### Document passage
(begin)

But The reason you do that is not to build a repeatable model that consists of 30 or 40 different things.
The reason you do that is to try and hopefully have the one that works,
smack you in the head and go me dummy.
I'm the one that actually all these things you've tried makes a difference.
Um,
and I've,
I've talked about this a lot,
but it's kind of a very,
very,
extremely common principle at a startup where you just got to test things and it's not how good the ideas are.
The ideas are easy.
It's how clever you can be about quickly,
cheaply and easily trying things.
And the reason you do them quickly cheaply and easily is because they don't need to be good because if it's a bad idea,
no matter how perfectly you execute it,
it's going to not make a difference.
But if it's a good idea that no matter how poorly you execute it,
it will immediately show up and say,
this is a great,
great thing.
So,
um,
you cannot keep doing everything forever because it just won't be repeatable or scalable.
Like you said,
you were one of the problems,
you can't have people who specialize.
You say,
I'm trying to hire someone.
Well,
I need someone who now specializes in planting wildflowers as well as someone who specializes and just narrows it down and to get to the economic efficiency at the beginning,
you're gonna have to pick.
And I hate to break it to you probably one thing and do that one thing really really well.
And I'll come back in a second to how to help you figure out what that one thing might be.
But one thing you said really struck me which is that um I can give people a living,
but I can't really give them a good living.
In other words,
I don't have enough to really pay them benefits
and I get it.
You're struggling.
Well,
the red light that went on for me is that your unit economics are bad.
If that happens,
it means you're doing something that someone is not willing to pay enough for,
That you can afford to do it or at least not do it in a scalable way.
Um and I'm not saying that all jobs have to be 80 hours,
um $80 an hour jobs.
Um because certainly fast food industry has figured out how to do that,
but they've done that by Not having one McDonald's in one town serve uh one type of meal and one of the next town serve a different one and not have different employees and different ones.
It is the most mechanized automated um System in the world.
And that's because they realize that people are not that some people spend $40 for a hamburger.
Um and when that happens,
yes,
we're gonna spend this incredible care on the hamburger.
But you get where I'm going with this analogy rather than beating it to death is that you um if you want to pay your people like Michelin starred chefs,
you've got to find a business that people are willing to pay those prices for the hamburger um and all this should leap out of what you're doing.

(end)

### To be done
1. Answer these questions using the startup advice transcript:
(a) What does the speaker say is easy?
(b) What red light went on for the speaker?
(c) What does the speaker call the fast food system?
2. Translate this sentence from the startup advice transcript into Spanish: "Well, the red light that went on for me is that your unit economics are bad."
3. Please duplicate the stretch of the startup advice transcript from "And I'll come" through "You're struggling.".

### Data rows
(begin)

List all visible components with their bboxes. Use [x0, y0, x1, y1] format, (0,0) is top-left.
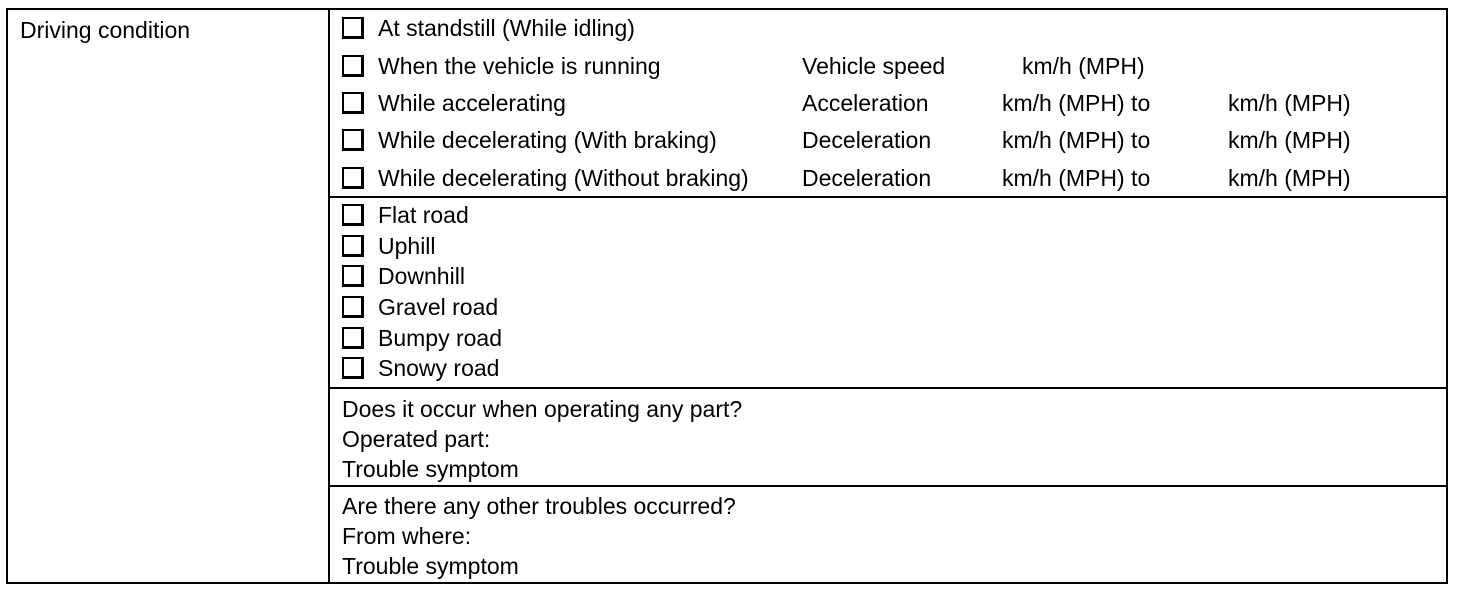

(end)
(begin)

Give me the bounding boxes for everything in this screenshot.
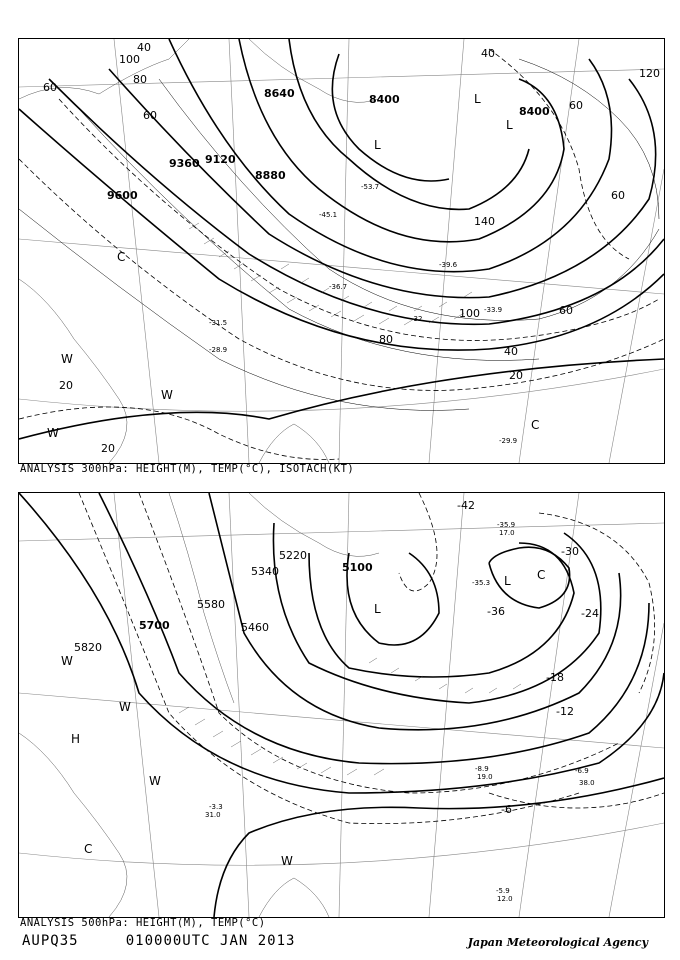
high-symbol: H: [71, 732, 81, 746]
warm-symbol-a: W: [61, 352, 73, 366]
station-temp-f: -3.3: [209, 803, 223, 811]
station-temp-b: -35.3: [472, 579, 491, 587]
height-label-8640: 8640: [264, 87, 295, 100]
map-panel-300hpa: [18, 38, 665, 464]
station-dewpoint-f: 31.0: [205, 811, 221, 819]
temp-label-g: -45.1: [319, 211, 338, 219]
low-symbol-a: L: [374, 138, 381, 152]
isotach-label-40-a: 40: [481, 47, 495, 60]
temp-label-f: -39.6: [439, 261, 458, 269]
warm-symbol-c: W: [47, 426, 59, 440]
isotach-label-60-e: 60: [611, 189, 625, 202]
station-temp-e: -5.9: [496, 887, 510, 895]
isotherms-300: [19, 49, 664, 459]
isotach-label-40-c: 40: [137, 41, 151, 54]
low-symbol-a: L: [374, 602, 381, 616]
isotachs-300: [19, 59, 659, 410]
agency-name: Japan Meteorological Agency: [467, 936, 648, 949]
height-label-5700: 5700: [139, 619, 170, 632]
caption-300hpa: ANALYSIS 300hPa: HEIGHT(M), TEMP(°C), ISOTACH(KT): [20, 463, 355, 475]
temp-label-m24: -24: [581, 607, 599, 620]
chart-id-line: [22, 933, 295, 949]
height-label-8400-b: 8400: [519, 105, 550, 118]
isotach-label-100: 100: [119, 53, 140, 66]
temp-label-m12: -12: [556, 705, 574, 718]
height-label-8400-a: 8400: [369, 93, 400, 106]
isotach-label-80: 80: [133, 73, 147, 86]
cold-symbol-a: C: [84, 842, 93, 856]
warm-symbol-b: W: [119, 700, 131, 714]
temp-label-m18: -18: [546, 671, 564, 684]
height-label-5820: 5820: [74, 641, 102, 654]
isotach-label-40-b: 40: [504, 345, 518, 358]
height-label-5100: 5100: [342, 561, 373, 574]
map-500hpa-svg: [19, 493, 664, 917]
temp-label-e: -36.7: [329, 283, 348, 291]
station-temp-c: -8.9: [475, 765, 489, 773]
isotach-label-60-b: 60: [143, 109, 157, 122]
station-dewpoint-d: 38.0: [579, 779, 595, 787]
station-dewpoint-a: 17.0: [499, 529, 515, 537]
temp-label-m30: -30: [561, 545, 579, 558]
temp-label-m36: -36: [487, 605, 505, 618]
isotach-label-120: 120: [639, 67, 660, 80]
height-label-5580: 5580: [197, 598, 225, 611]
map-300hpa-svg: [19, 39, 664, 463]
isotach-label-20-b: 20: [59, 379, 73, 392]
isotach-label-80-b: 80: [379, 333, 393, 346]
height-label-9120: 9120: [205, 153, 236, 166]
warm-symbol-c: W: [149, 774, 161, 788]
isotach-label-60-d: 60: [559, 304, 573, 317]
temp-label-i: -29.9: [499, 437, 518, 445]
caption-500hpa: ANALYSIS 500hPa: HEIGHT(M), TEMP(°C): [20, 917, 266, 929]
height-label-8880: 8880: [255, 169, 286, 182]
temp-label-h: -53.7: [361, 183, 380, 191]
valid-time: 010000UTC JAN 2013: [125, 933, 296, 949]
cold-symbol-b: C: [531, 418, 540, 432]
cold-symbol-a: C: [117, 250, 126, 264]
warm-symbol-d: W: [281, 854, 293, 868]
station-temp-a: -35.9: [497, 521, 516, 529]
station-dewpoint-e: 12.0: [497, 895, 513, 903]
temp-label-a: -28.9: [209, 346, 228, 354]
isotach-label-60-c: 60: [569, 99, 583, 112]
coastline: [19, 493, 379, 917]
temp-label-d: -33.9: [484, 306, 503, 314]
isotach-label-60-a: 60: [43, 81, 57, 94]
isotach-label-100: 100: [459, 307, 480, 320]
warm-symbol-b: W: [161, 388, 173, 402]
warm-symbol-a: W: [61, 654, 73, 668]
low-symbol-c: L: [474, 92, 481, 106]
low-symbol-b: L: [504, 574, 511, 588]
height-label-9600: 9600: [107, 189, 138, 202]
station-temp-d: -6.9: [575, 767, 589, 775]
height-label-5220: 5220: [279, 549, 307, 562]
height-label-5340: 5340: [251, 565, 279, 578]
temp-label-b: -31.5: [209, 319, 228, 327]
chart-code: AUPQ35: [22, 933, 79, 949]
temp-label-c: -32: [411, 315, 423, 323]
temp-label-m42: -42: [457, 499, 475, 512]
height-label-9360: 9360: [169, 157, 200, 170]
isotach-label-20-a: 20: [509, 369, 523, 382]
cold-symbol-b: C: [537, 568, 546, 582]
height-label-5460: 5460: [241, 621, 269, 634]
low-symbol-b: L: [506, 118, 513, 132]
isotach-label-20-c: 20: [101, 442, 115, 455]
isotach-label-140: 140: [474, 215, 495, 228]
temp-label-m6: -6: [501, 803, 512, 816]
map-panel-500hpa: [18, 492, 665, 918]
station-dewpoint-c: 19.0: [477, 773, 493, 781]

(end)

### Per-task answers
1.
(a) The ideas.
(b) That the listener's unit economics are bad.
(c) The most mechanized, automated system in the world.

2. Bueno, la luz roja que se me encendió es que tu economía unitaria es mala.

3.
And I'll come back in a second to how to help you figure out what that one thing might be.
But one thing you said really struck me which is that um I can give people a living,
but I can't really give them a good living.
In other words,
I don't have enough to really pay them benefits
and I get it.
You're struggling.